◆ **Die Aufgaben**
- A) Schreiben Sie aus dem Text zur Haftung des Geschäftsführers die Stelle von „Mit Eingabe vom“ bis einschließlich „Folge nicht beigebracht.“ wortgetreu ab.
- B) Führen Sie den Text zur Haftung des Geschäftsführers im Anschluss an seinen letzten Satz weiter.

◆ **Vorliegender Text**
Mit Eingabe vom ersuchte der Beschwerdeführer, ihm zur Vorlage der angekündigten Gleichbehandlungsnachweise eine (weitere) Frist bis einzuräumen. Diese Nachweise wurden in der Folge nicht beigebracht.

Mit Beschwerdevorentscheidung vom wies die belangte Behörde die Beschwerde als unbegründet ab. Da der angekündigte Nachweis der Gläubigergleichbehandlung nicht erbracht worden sei, müsse von einer schuldhaften Pflichtverletzung ausgegangen werden und hafte der Beschwerdeführer daher für die Abgabenverbindlichkeiten der Gesellschaft. Zum Vorbringen, wonach die Geltendmachung der Haftung der Weisungslage des BMF widerspreche, und auch insofern unzweckmäßig sei, als die Schuld im Rahmen eines insolvenzrechtlichen Abschöpfungsverfahrens wieder erlassen werden könne, führte die belangte Behörde aus, dass die Geltendmachung der Haftung die letzte Möglichkeit zur Durchsetzung eines Abgabenanspruches sei und die Vermeidung eines endgültigen Abgabenausfalles ein wesentliches Ermessenskriterium darstelle. Demnach sei die Geltendmachung der Haftung in der Regel ermessenskonform, wenn die betreffende Abgabe beim Primärschuldner uneinbringlich ist. Dass der Haftungsschuldner vermögenslos ist bzw. im Rahmen eines Insolvenzverfahrens eine Schuldbefreiung erwirken kann, stehe dem nicht entgegen, da einerseits nicht ausgeschlossen ist, dass der Schuldner in weiterer Folge zu Vermögen kommt, und andererseits auch das Schuldenregulierungsverfahren eine Möglichkeit darstelle, zumindest einen Teil der Abgaben einzubringen. Im Rahmen der Ermessensübung sei auch zu berücksichtigen, dass während der Geschäftsführertätigkeit des Beschwerdeführers ein beträchtlicher Abgabenrückstand auf dem Abgabenkonto der ***X*** GmbH angewachsen sei und er als Geschäftsführer die Möglichkeit gehabt hätte, zeitnah entsprechende Maßnahmen zur Vermeidung der Haftungsfolgen zu setzen. Dem Vorbringen, dass der Beschwerdeführer stets für eine ordnungsgemäße Buchhaltung gesorgt habe, hielt die belangte Behörde entgegen, dass diesfalls im Zuge der Betriebsprüfung wohl kaum eine Abgabennachforderung in Höhe des nunmehr aushaftenden Betrages festgestellt worden wäre.

◆ **Bereitgestelltes Material**
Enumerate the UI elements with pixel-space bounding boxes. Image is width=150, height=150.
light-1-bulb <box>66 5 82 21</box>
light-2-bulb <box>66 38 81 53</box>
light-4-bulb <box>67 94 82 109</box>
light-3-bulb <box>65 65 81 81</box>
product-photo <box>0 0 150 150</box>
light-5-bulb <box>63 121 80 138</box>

◆ **Ergebnisse in Reihenfolge**
- A)
Mit Eingabe vom ersuchte der Beschwerdeführer, ihm zur Vorlage der angekündigten Gleichbehandlungsnachweise eine (weitere) Frist bis einzuräumen. Diese Nachweise wurden in der Folge nicht beigebracht.

- B)
Mit Schreiben vom stellte der Beschwerdeführer Vorlageantrag gemäß § 264 BAO. Darin bot er der belangten Behörde an, die Angelegenheit durch Zahlung eines Betrages von € 20.000,00 zu bereinigen. Er argumentierte in diesem Zusammenhang, dass die belangte Behörde im Falle eines Abschöpfungsverfahrens unter Berücksichtigung des pfändbaren Anteiles seiner Pension, der Dauer des Abschöpfungsverfahrens und der Kosten des Insolvenzverfahrens mit einer Zuteilung von ca. € 11.000,00 zu rechnen hätte. Weiteres Vorbringen zur Sache enthält der Vorlageantrag nicht mehr. Die belangte Behörde trat diesem Bereinigungsvorschlag nicht näher und legte die Beschwerde dem Bundesfinanzgericht vor.

Zur mündlichen Verhandlung ist der Beschwerdeführer nicht erschienen. Zuvor hatte er seinem Rechtsanwalt die Vollmacht aufgekündigt und mitgeteilt, dass er den Verhandlungstermin nicht wahrnehmen wird.

II. Das Bundesfinanzgericht hat erwogen:

1. Sachverhalt

In den Jahren 2011 und 2012 fanden Außenprüfungen bei der ***X*** GmbH (FN ***FN-X***) statt, die zu erheblichen Nachforderungen an Körperschaftsteuer 2006 bis 2010 führten, da Eingangsrechnungen einer als "Briefkastenfirma" qualifizierten liechtensteinischen Auftragnehmerin nicht anerkannt wurden und die Abgabenschuldnerin einer Aufforderung gemäß § 162 BAO zur Nennung des tatsächlichen Empfängers nicht nachgekommen ist. Mit Bescheiden vom verfügte die belangte Behörde gegenüber der ***X*** GmbH die Wiederaufnahme der Verfahren betreffend KöSt 2006 (Erstbescheid: ), 2007 (Erstbescheid: ) und 2008 (Erstbescheid ) und setzte die KöSt 2006-2008 neu fest. Mit weiteren Bescheiden vom setzte sie auch die KöSt 2009 und 2010 (erstmalig) fest. Eine dagegen erhobene Beschwerde wurde mit Erkenntnis des Bundesfinanzgerichtes vom , RV/7102534/2011, als unbegründet abgewiesen, eine in weiterer Folge erhobene Revision mit Beschluss des Verwaltungsgerichtshofes vom , Ra 2019/13/0054, zurückgewiesen. Aufgrund der Beschwerde war die Einhebung der strittigen Abgaben bis zur Entscheidung des Bundesfinanzgerichtes vom gemäß § 212a Abs. 1 BAO ausgesetzt.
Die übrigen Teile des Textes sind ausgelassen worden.